Return only the number of lines holding the word "أغسطس".
>> Begin
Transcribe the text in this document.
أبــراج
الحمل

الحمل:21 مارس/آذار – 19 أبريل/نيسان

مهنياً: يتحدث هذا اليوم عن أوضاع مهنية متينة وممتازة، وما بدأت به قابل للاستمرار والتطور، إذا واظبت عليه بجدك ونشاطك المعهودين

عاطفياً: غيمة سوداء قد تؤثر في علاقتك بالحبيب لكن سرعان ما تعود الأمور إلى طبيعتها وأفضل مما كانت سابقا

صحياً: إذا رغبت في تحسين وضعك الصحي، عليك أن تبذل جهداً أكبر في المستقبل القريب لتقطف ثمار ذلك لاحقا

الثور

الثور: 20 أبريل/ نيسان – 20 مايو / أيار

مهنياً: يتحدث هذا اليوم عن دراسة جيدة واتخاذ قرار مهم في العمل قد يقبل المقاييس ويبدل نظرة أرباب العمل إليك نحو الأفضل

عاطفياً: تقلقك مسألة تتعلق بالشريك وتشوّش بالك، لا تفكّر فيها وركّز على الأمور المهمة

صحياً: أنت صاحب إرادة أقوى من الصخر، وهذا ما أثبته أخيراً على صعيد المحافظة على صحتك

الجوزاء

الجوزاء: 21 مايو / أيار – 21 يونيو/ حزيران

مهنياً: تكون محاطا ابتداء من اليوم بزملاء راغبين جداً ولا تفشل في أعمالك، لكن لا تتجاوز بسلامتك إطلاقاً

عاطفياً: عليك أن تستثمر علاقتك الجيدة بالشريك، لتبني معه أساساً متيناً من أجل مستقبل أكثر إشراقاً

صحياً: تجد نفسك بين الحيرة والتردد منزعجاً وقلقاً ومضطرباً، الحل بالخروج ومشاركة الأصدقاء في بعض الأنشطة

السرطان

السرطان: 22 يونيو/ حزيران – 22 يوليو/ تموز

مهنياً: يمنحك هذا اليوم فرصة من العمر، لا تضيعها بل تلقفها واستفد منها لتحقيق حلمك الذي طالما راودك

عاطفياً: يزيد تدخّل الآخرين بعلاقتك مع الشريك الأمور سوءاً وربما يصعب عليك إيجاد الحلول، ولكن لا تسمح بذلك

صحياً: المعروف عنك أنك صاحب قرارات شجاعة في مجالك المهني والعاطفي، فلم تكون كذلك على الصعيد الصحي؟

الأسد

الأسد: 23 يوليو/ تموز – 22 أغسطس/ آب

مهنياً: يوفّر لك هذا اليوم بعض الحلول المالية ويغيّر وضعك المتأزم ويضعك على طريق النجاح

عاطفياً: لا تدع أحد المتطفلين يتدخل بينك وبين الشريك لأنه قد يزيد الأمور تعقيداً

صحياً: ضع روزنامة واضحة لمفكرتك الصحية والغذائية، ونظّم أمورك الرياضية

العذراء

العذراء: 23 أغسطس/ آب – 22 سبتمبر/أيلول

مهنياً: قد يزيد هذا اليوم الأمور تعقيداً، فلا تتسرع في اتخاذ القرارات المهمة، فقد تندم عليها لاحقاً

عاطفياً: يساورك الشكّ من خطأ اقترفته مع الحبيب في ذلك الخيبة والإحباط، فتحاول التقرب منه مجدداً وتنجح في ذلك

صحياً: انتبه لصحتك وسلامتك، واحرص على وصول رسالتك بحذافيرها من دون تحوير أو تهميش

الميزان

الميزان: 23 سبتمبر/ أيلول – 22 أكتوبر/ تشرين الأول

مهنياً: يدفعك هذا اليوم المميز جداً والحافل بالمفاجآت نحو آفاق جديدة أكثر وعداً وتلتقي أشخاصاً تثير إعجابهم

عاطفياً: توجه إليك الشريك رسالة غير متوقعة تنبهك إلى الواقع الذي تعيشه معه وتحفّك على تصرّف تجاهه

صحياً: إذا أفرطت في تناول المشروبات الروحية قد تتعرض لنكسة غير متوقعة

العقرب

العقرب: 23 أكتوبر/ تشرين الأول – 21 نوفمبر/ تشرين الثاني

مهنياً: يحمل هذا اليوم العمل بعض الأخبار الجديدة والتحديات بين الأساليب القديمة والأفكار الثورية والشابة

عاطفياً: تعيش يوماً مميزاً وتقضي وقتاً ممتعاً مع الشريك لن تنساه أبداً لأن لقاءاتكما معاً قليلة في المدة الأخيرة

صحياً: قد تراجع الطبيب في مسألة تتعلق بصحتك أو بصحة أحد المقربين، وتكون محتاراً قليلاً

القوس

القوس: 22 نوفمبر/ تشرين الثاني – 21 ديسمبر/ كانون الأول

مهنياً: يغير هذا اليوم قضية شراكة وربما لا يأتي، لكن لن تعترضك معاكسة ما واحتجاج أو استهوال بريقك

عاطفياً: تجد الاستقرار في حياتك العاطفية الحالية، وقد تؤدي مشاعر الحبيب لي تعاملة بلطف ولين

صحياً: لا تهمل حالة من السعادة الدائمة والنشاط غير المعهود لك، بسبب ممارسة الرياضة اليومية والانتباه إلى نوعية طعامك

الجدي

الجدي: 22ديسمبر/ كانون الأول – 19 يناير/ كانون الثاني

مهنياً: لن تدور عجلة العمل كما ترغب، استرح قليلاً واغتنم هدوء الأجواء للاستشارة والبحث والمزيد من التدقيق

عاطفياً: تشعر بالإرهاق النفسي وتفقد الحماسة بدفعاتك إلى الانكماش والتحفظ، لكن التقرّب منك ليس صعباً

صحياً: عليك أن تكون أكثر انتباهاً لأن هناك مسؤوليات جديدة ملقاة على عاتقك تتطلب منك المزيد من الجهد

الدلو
>> End
> [Written solution]:
2